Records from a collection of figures
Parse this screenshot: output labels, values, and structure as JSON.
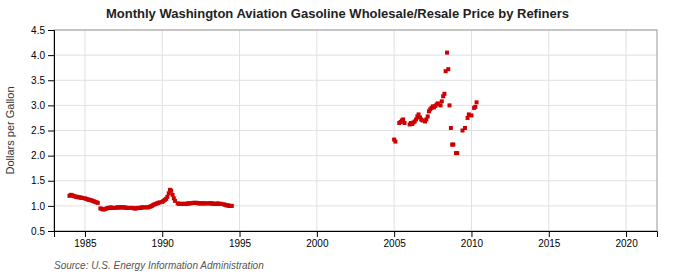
{
  "chart_data": {
    "type": "scatter",
    "title": "Monthly Washington Aviation Gasoline Wholesale/Resale Price by Refiners",
    "ylabel": "Dollars per Gallon",
    "source": "Source: U.S. Energy Information Administration",
    "color": "#cc0000",
    "marker": "square",
    "grid": true,
    "xlim": [
      1983,
      2022
    ],
    "ylim": [
      0.5,
      4.5
    ],
    "xticks": [
      1985,
      1990,
      1995,
      2000,
      2005,
      2010,
      2015,
      2020
    ],
    "yticks": [
      0.5,
      {
        "value": 1.0,
        "label": "1.0"
      },
      1.5,
      {
        "value": 2.0,
        "label": "2.0"
      },
      2.5,
      {
        "value": 3.0,
        "label": "3.0"
      },
      3.5,
      {
        "value": 4.0,
        "label": "4.0"
      },
      4.5
    ],
    "x": [
      1984.0,
      1984.08,
      1984.17,
      1984.25,
      1984.33,
      1984.42,
      1984.5,
      1984.58,
      1984.67,
      1984.75,
      1984.83,
      1985.0,
      1985.08,
      1985.17,
      1985.25,
      1985.33,
      1985.42,
      1985.5,
      1985.58,
      1985.67,
      1985.75,
      1985.83,
      1986.0,
      1986.08,
      1986.17,
      1986.25,
      1986.33,
      1986.42,
      1986.5,
      1986.58,
      1986.67,
      1986.75,
      1986.83,
      1987.0,
      1987.08,
      1987.17,
      1987.25,
      1987.33,
      1987.42,
      1987.5,
      1987.58,
      1987.67,
      1987.75,
      1987.83,
      1988.0,
      1988.08,
      1988.17,
      1988.25,
      1988.33,
      1988.42,
      1988.5,
      1988.58,
      1988.67,
      1988.75,
      1988.83,
      1989.0,
      1989.08,
      1989.17,
      1989.25,
      1989.33,
      1989.42,
      1989.5,
      1989.58,
      1989.67,
      1989.75,
      1989.83,
      1990.0,
      1990.08,
      1990.17,
      1990.25,
      1990.33,
      1990.42,
      1990.5,
      1990.58,
      1990.67,
      1990.75,
      1990.83,
      1991.0,
      1991.08,
      1991.17,
      1991.25,
      1991.33,
      1991.42,
      1991.5,
      1991.58,
      1991.67,
      1991.75,
      1991.83,
      1992.0,
      1992.08,
      1992.17,
      1992.25,
      1992.33,
      1992.42,
      1992.5,
      1992.58,
      1992.67,
      1992.75,
      1992.83,
      1993.0,
      1993.08,
      1993.17,
      1993.25,
      1993.33,
      1993.42,
      1993.5,
      1993.58,
      1993.67,
      1993.75,
      1993.83,
      1994.0,
      1994.08,
      1994.17,
      1994.25,
      1994.33,
      1994.42,
      1994.5,
      2005.0,
      2005.08,
      2005.33,
      2005.42,
      2005.5,
      2005.58,
      2005.67,
      2006.0,
      2006.08,
      2006.17,
      2006.25,
      2006.33,
      2006.42,
      2006.5,
      2006.58,
      2006.67,
      2006.75,
      2006.83,
      2007.0,
      2007.08,
      2007.17,
      2007.25,
      2007.33,
      2007.42,
      2007.5,
      2007.58,
      2007.67,
      2007.75,
      2007.83,
      2008.0,
      2008.08,
      2008.17,
      2008.25,
      2008.33,
      2008.42,
      2008.5,
      2008.58,
      2008.67,
      2008.75,
      2008.83,
      2009.0,
      2009.08,
      2009.42,
      2009.58,
      2009.75,
      2009.83,
      2010.0,
      2010.17,
      2010.25,
      2010.33
    ],
    "values": [
      1.2,
      1.22,
      1.21,
      1.2,
      1.19,
      1.18,
      1.18,
      1.17,
      1.17,
      1.16,
      1.16,
      1.15,
      1.14,
      1.13,
      1.12,
      1.12,
      1.11,
      1.1,
      1.09,
      1.08,
      1.07,
      1.06,
      0.95,
      0.94,
      0.93,
      0.93,
      0.94,
      0.95,
      0.96,
      0.96,
      0.97,
      0.96,
      0.96,
      0.96,
      0.97,
      0.97,
      0.97,
      0.97,
      0.97,
      0.97,
      0.97,
      0.96,
      0.96,
      0.96,
      0.96,
      0.96,
      0.95,
      0.95,
      0.95,
      0.96,
      0.96,
      0.96,
      0.97,
      0.97,
      0.97,
      0.97,
      0.97,
      0.98,
      0.99,
      1.0,
      1.02,
      1.03,
      1.04,
      1.05,
      1.06,
      1.07,
      1.08,
      1.1,
      1.12,
      1.14,
      1.18,
      1.25,
      1.32,
      1.3,
      1.22,
      1.15,
      1.1,
      1.05,
      1.04,
      1.04,
      1.04,
      1.04,
      1.04,
      1.04,
      1.04,
      1.05,
      1.05,
      1.05,
      1.06,
      1.06,
      1.06,
      1.06,
      1.05,
      1.05,
      1.05,
      1.05,
      1.05,
      1.05,
      1.05,
      1.05,
      1.05,
      1.05,
      1.05,
      1.04,
      1.04,
      1.04,
      1.05,
      1.04,
      1.04,
      1.04,
      1.03,
      1.02,
      1.01,
      1.01,
      1.0,
      1.0,
      1.0,
      2.32,
      2.28,
      2.65,
      2.67,
      2.7,
      2.72,
      2.65,
      2.62,
      2.65,
      2.63,
      2.66,
      2.68,
      2.72,
      2.78,
      2.82,
      2.76,
      2.72,
      2.7,
      2.68,
      2.72,
      2.78,
      2.88,
      2.92,
      2.95,
      2.98,
      2.96,
      2.99,
      3.02,
      3.04,
      3.0,
      3.08,
      3.18,
      3.23,
      3.68,
      4.05,
      3.72,
      3.0,
      2.55,
      2.22,
      2.22,
      2.05,
      2.05,
      2.5,
      2.55,
      2.75,
      2.82,
      2.8,
      2.95,
      2.97,
      3.06
    ]
  }
}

- _Work required_: Locate the lines above that hold the word "values". Show every one of them.

- _Result of the task_:
Parse this screenshot: output labels, values, and structure as JSON.
    "values": [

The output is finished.